• WHAT YOU HAVE TO DO: How many lines in these records hold the string "intervals"? State only that number.

## Begin DATA SUPPLIED

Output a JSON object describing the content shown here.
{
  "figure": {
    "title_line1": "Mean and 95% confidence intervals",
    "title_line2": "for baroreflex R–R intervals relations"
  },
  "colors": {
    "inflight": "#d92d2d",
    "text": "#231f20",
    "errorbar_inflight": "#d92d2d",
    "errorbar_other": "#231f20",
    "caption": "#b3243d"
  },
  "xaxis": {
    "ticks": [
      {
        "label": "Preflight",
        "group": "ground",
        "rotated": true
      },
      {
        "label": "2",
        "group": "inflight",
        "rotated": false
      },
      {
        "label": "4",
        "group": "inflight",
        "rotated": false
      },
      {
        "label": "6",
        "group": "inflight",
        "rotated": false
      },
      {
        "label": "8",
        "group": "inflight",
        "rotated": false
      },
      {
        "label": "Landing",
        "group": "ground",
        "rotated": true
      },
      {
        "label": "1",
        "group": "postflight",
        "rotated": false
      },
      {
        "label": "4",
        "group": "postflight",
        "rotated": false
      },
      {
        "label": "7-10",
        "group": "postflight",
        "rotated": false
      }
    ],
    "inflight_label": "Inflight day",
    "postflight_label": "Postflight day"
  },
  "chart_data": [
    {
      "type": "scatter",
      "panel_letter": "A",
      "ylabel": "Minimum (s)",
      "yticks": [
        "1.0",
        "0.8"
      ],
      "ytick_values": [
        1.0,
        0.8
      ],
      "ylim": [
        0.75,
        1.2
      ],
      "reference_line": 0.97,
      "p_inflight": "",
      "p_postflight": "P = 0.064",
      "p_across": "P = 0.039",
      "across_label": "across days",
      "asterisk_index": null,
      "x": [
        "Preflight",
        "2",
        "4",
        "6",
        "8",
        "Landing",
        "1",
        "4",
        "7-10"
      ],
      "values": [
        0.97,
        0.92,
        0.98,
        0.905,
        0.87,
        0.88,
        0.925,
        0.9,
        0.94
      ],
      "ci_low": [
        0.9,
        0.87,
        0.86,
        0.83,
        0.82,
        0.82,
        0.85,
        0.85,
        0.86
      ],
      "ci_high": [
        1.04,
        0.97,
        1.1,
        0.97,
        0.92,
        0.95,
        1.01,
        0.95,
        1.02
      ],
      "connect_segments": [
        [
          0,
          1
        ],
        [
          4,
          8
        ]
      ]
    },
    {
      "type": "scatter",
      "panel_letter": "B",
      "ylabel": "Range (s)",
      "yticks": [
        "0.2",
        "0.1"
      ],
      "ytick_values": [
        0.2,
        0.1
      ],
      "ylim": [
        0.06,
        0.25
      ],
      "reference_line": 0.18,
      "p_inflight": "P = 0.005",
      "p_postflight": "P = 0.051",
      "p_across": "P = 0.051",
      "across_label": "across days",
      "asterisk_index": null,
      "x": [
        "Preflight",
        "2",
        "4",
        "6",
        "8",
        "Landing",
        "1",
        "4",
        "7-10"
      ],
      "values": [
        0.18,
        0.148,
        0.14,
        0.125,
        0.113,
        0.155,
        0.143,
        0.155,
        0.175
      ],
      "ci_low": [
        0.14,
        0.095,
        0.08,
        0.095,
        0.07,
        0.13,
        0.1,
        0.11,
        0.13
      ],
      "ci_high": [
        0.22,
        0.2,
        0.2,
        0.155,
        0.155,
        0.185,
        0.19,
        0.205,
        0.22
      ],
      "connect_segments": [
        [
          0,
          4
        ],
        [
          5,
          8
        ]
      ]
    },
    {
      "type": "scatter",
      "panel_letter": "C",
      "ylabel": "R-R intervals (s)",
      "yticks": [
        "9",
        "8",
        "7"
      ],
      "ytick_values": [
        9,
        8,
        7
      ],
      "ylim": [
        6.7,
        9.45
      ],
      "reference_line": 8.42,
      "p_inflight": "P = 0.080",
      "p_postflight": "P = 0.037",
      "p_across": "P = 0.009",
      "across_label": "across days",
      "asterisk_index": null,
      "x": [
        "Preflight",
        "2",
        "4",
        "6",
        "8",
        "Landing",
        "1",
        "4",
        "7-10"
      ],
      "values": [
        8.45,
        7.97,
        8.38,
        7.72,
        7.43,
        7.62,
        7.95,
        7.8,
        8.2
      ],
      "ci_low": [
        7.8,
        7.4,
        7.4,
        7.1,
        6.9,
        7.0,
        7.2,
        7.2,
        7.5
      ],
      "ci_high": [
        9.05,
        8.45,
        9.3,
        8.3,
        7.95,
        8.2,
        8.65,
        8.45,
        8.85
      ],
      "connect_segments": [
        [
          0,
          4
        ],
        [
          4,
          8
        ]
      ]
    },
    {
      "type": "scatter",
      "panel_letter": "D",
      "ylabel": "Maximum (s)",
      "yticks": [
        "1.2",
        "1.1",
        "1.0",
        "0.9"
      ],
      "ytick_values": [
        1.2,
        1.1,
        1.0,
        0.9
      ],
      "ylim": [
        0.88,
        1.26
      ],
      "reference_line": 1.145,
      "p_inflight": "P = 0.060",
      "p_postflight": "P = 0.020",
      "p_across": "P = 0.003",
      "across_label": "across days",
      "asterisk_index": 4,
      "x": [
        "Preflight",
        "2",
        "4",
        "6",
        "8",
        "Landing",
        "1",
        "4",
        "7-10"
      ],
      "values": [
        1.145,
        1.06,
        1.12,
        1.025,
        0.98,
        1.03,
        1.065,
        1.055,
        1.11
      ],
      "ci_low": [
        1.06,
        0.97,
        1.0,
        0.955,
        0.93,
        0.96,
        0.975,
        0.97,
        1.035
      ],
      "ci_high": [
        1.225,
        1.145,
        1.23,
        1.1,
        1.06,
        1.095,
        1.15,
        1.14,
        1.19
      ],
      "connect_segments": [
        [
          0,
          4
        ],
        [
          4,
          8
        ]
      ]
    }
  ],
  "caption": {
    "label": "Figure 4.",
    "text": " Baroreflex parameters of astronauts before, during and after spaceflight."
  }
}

## End DATA SUPPLIED

• RESULT FOR THIS EXERCISE: 3